Texte source:
Ils s’appellent Oppo Find X6 Pro, Vivo X90 Pro+ ou Xiaomi 13 Pro. Leurs points communs ? D’une part, ces smartphones fleurons de cette année 2023 sont tous propulsés par une puce Qualcomm Snapdragon 8 Gen 2. Mais surtout, ces trois terminaux très haut de gamme (plus de 1000 euros) intégrent dans leur module caméra principal un capteur 1 pouce que nous appellerons Type 1” (lire plus loin). Un capteur « géant » qui fait, pour beaucoup, office de Graal dans le monde des smartphones. Surnommé « plus petit des grands capteurs » ou « plus grand des petits capteurs », ce composant de 13,1 x 9,8 mm semble, par ses dimensions, écraser naturellement la concurrence.
Croire cela serait une belle erreur.
D’abord parce que la qualité d’image n’est déjà pas uniquement liée à la taille de la surface photosensible, mais aussi parce qu’un appareil photo est bien plus qu’une suite de spécifications techniques. L’ergonomie compte, de même que le moteur de rendu des couleurs, la vitesse d’autofocus, la quantité de mémoire tampon, les besoins du photographe en matière de profondeur de champ, de résistance, etc. De plus, dans le monde ultra-concurrentiel des smartphones, les « petits » composants ont profité d’investissements massifs qui ont menés à des progrès assez phénoménaux. Les images capturées initialement sont souvent assez mauvaises, mais la puissance des algorithmes, de l’IA et des processeurs de traitement d’image ont prouvé être capables de miracles de reconstruction du signal.
Ne nous faites pas dire ce que nous n’avons pas dit : l’arrivée de plus grand capteurs est potentiellement une excellente nouvelle pour de nombreuses raisons que nous allons lister ici ! Mais il est aussi de notre devoir de vous mettre en garde sur leur limite. Il ne faudra pas vous contenter de lire les fiches techniques et de vous laisser convaincre que les terminaux seront bons en photographie simplement parce qu’ils embarquent de grands capteurs. Voici donc de quoi vous aider à comprendre les dessous techniques des capteurs d’images, leur histoire, leur promesses et leur limites.

Consignes de l'exercice:
(a) Modifiez le texte sur les capteurs photo des smartphones entre « Ils s’appellent Oppo » et « une belle erreur. » inclus, en remplaçant « smartphones » par « téléphones ».
(b) Poursuivez le texte sur les capteurs photo des smartphones à partir de l'endroit où il s'arrête.
Les données n'ont aucun rôle dans cet exercice.

Extrait des données:

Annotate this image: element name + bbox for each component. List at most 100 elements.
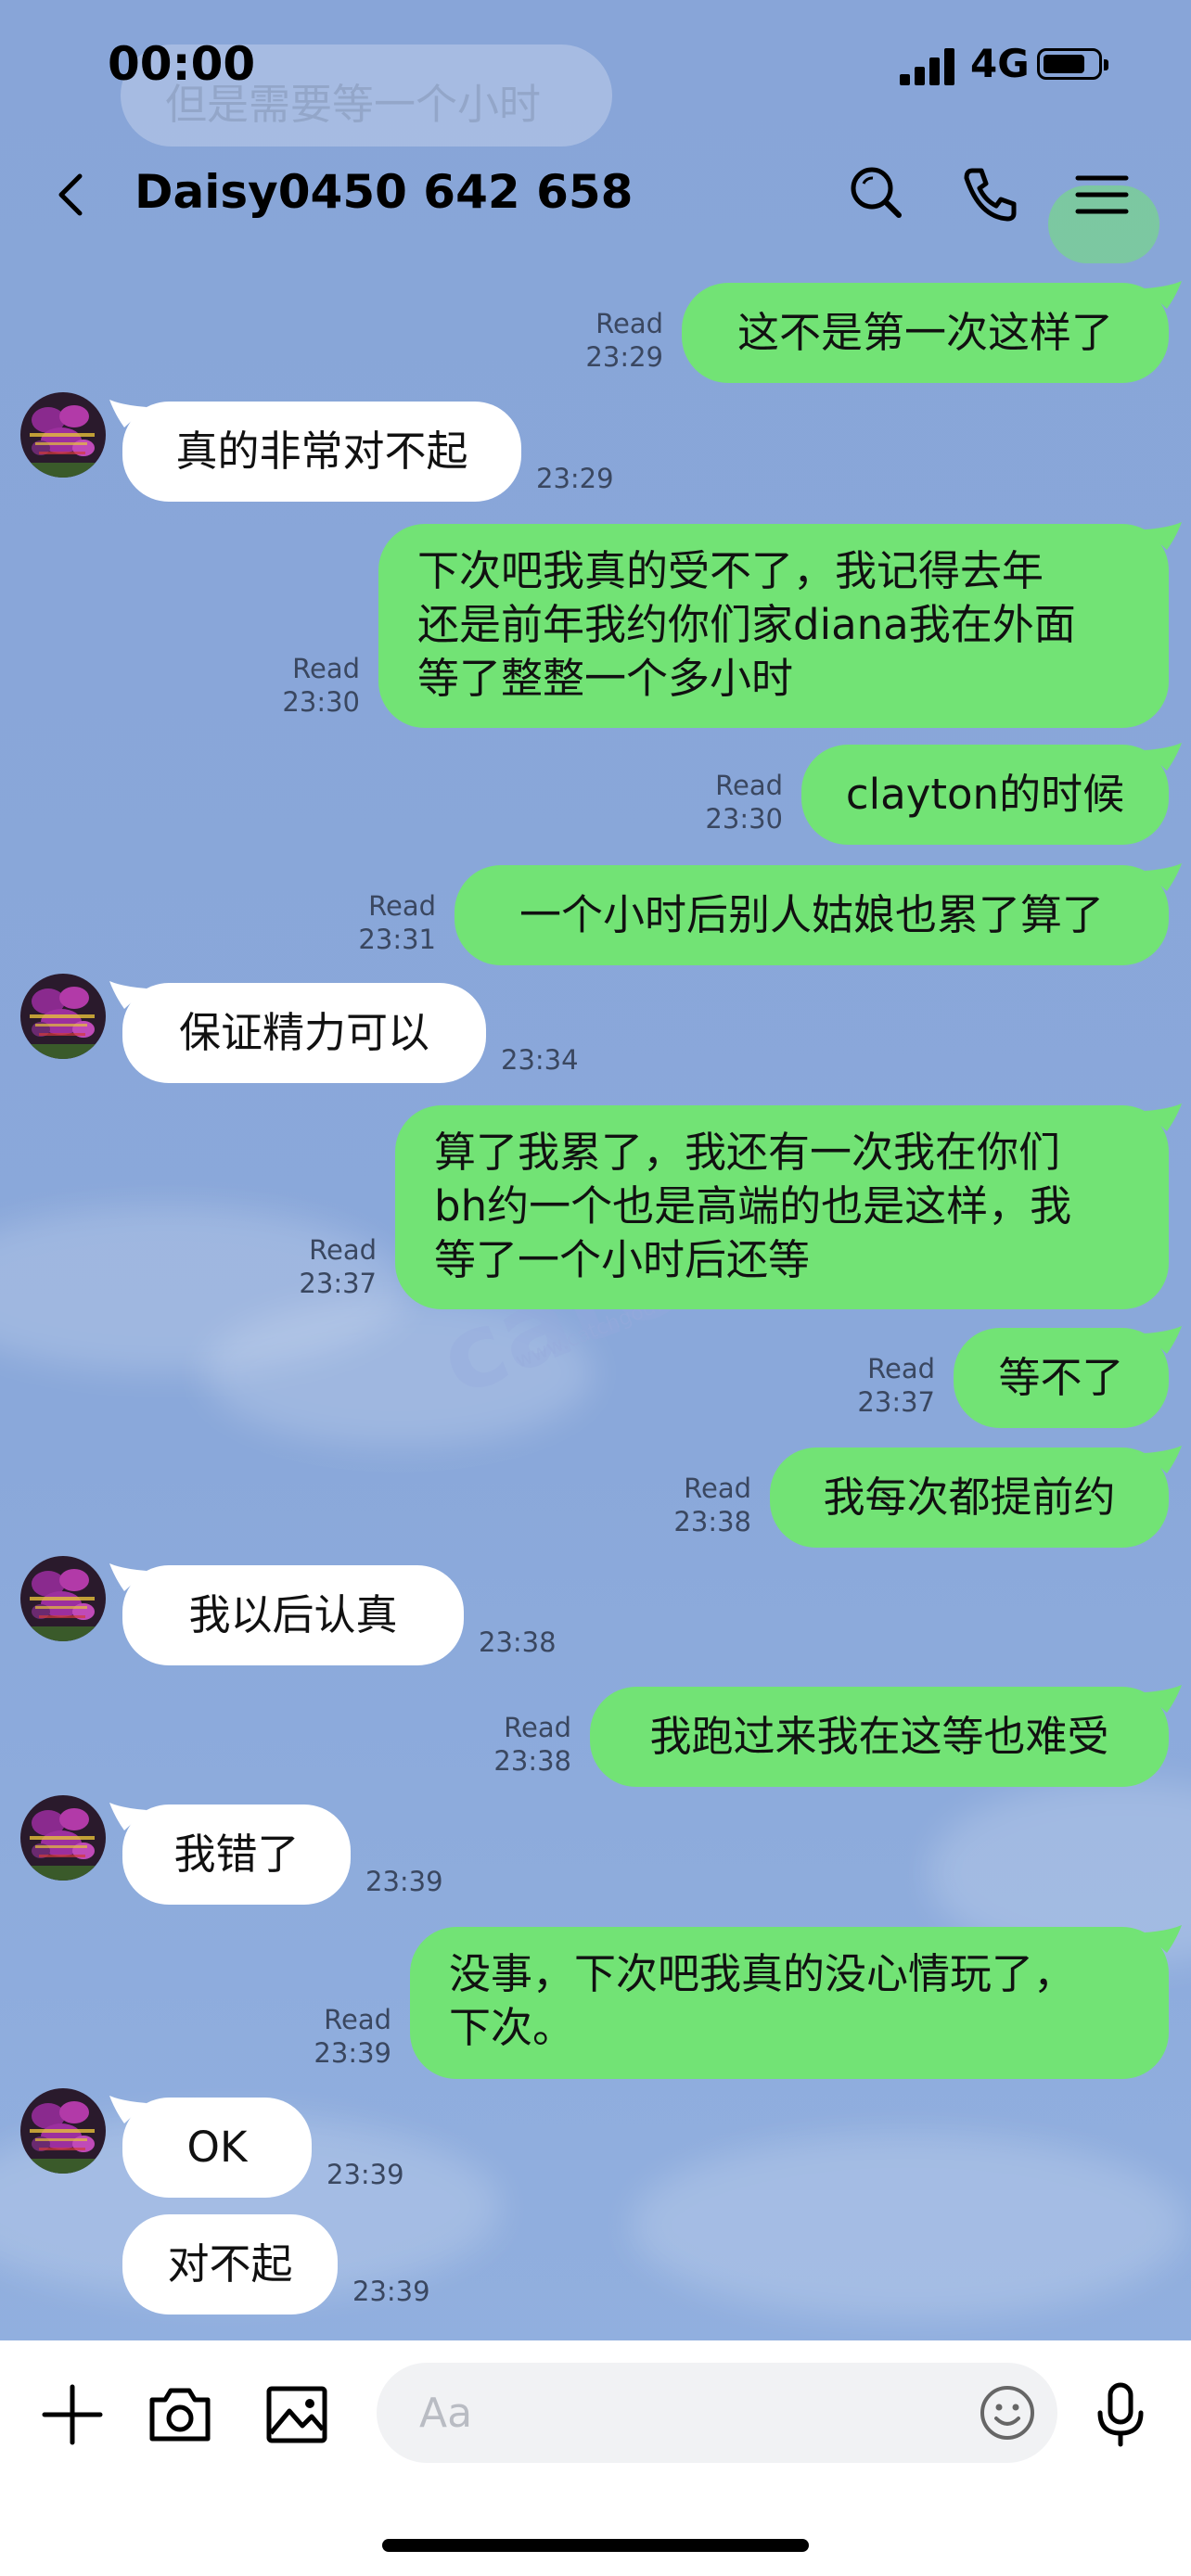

Réponses attendues:
(a)
Ils s’appellent Oppo Find X6 Pro, Vivo X90 Pro+ ou Xiaomi 13 Pro. Leurs points communs ? D’une part, ces téléphones fleurons de cette année 2023 sont tous propulsés par une puce Qualcomm Snapdragon 8 Gen 2. Mais surtout, ces trois terminaux très haut de gamme (plus de 1000 euros) intégrent dans leur module caméra principal un capteur 1 pouce que nous appellerons Type 1” (lire plus loin). Un capteur « géant » qui fait, pour beaucoup, office de Graal dans le monde des téléphones. Surnommé « plus petit des grands capteurs » ou « plus grand des petits capteurs », ce composant de 13,1 x 9,8 mm semble, par ses dimensions, écraser naturellement la concurrence.
Croire cela serait une belle erreur.

(b)
Une brève histoire du capteur Type 1 (1 pouce)
Le capteur Type 1’’ que les trois terminaux susmentionnés intègrent est le même composant : un IMX 989 de Sony. Un capteur 50 Mpix avec des photosites de 1,6 micron. Un modèle non pas hérité des appareils photo, mais développé spécialement pour les smartphones (définition, spécifications électroniques). Mais le format dit « 1 pouce » est, lui, plus ancien. La première fois que nous avons vu poindre un capteur appelé « One Inch Sensor » ou capteur 1 pouce, ce fut lors du lancement du tout premier hybride de Nikon, le Nikon V1.
Déjà produit par Sony, ce capteur était un ovni : bien plus grand que les capteurs des appareils photo compacts de l’époque, il était aussi bien plus petit que le plus petit des capteurs de reflex, le capteur 4/3 (devenu Micro 4/3 depuis). C’est cette petite taille qui a d’ailleurs fait défaut à Nikon dans le monde des hybrides et a forcé le constructeur japonais à abandonner le standard. Pour développer, plusieurs années après, le format Nikon Z.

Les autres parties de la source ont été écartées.